Data entries
------------------------

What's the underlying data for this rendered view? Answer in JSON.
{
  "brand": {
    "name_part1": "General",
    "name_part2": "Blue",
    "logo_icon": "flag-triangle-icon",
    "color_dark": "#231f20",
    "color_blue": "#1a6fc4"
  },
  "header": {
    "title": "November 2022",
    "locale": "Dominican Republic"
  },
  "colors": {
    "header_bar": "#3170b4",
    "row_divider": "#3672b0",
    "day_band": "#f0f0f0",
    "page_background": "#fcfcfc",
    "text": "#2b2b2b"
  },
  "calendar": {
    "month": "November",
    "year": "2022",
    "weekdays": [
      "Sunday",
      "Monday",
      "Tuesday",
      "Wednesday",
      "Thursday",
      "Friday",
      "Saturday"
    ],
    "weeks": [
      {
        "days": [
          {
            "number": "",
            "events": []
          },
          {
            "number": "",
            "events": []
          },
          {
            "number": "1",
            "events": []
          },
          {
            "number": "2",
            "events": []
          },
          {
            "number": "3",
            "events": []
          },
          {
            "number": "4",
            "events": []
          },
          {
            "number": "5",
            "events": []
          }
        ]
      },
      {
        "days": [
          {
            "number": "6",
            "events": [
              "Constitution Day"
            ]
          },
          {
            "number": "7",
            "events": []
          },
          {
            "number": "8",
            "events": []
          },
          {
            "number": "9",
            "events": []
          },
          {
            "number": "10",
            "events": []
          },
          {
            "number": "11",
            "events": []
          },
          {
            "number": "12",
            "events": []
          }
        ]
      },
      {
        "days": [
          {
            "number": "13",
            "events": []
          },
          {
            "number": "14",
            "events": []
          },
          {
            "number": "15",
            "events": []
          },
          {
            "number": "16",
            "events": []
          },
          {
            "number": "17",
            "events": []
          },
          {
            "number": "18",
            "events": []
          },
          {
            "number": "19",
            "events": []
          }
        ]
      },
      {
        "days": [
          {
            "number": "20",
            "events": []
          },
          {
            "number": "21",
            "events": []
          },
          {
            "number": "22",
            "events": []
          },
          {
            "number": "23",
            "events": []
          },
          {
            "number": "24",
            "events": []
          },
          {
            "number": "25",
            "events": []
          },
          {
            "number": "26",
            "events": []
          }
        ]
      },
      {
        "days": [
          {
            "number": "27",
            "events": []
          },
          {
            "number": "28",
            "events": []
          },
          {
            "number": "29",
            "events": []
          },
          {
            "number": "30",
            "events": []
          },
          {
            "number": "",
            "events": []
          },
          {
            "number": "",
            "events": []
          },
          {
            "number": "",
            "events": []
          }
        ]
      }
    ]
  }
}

------------------------

# To be done:
Give every line of the material again, exactly as it reads.

# Solution:
What's the underlying data for this rendered view? Answer in JSON.
{
  "brand": {
    "name_part1": "General",
    "name_part2": "Blue",
    "logo_icon": "flag-triangle-icon",
    "color_dark": "#231f20",
    "color_blue": "#1a6fc4"
  },
  "header": {
    "title": "November 2022",
    "locale": "Dominican Republic"
  },
  "colors": {
    "header_bar": "#3170b4",
    "row_divider": "#3672b0",
    "day_band": "#f0f0f0",
    "page_background": "#fcfcfc",
    "text": "#2b2b2b"
  },
  "calendar": {
    "month": "November",
    "year": "2022",
    "weekdays": [
      "Sunday",
      "Monday",
      "Tuesday",
      "Wednesday",
      "Thursday",
      "Friday",
      "Saturday"
    ],
    "weeks": [
      {
        "days": [
          {
            "number": "",
            "events": []
          },
          {
            "number": "",
            "events": []
          },
          {
            "number": "1",
            "events": []
          },
          {
            "number": "2",
            "events": []
          },
          {
            "number": "3",
            "events": []
          },
          {
            "number": "4",
            "events": []
          },
          {
            "number": "5",
            "events": []
          }
        ]
      },
      {
        "days": [
          {
            "number": "6",
            "events": [
              "Constitution Day"
            ]
          },
          {
            "number": "7",
            "events": []
          },
          {
            "number": "8",
            "events": []
          },
          {
            "number": "9",
            "events": []
          },
          {
            "number": "10",
            "events": []
          },
          {
            "number": "11",
            "events": []
          },
          {
            "number": "12",
            "events": []
          }
        ]
      },
      {
        "days": [
          {
            "number": "13",
            "events": []
          },
          {
            "number": "14",
            "events": []
          },
          {
            "number": "15",
            "events": []
          },
          {
            "number": "16",
            "events": []
          },
          {
            "number": "17",
            "events": []
          },
          {
            "number": "18",
            "events": []
          },
          {
            "number": "19",
            "events": []
          }
        ]
      },
      {
        "days": [
          {
            "number": "20",
            "events": []
          },
          {
            "number": "21",
            "events": []
          },
          {
            "number": "22",
            "events": []
          },
          {
            "number": "23",
            "events": []
          },
          {
            "number": "24",
            "events": []
          },
          {
            "number": "25",
            "events": []
          },
          {
            "number": "26",
            "events": []
          }
        ]
      },
      {
        "days": [
          {
            "number": "27",
            "events": []
          },
          {
            "number": "28",
            "events": []
          },
          {
            "number": "29",
            "events": []
          },
          {
            "number": "30",
            "events": []
          },
          {
            "number": "",
            "events": []
          },
          {
            "number": "",
            "events": []
          },
          {
            "number": "",
            "events": []
          }
        ]
      }
    ]
  }
}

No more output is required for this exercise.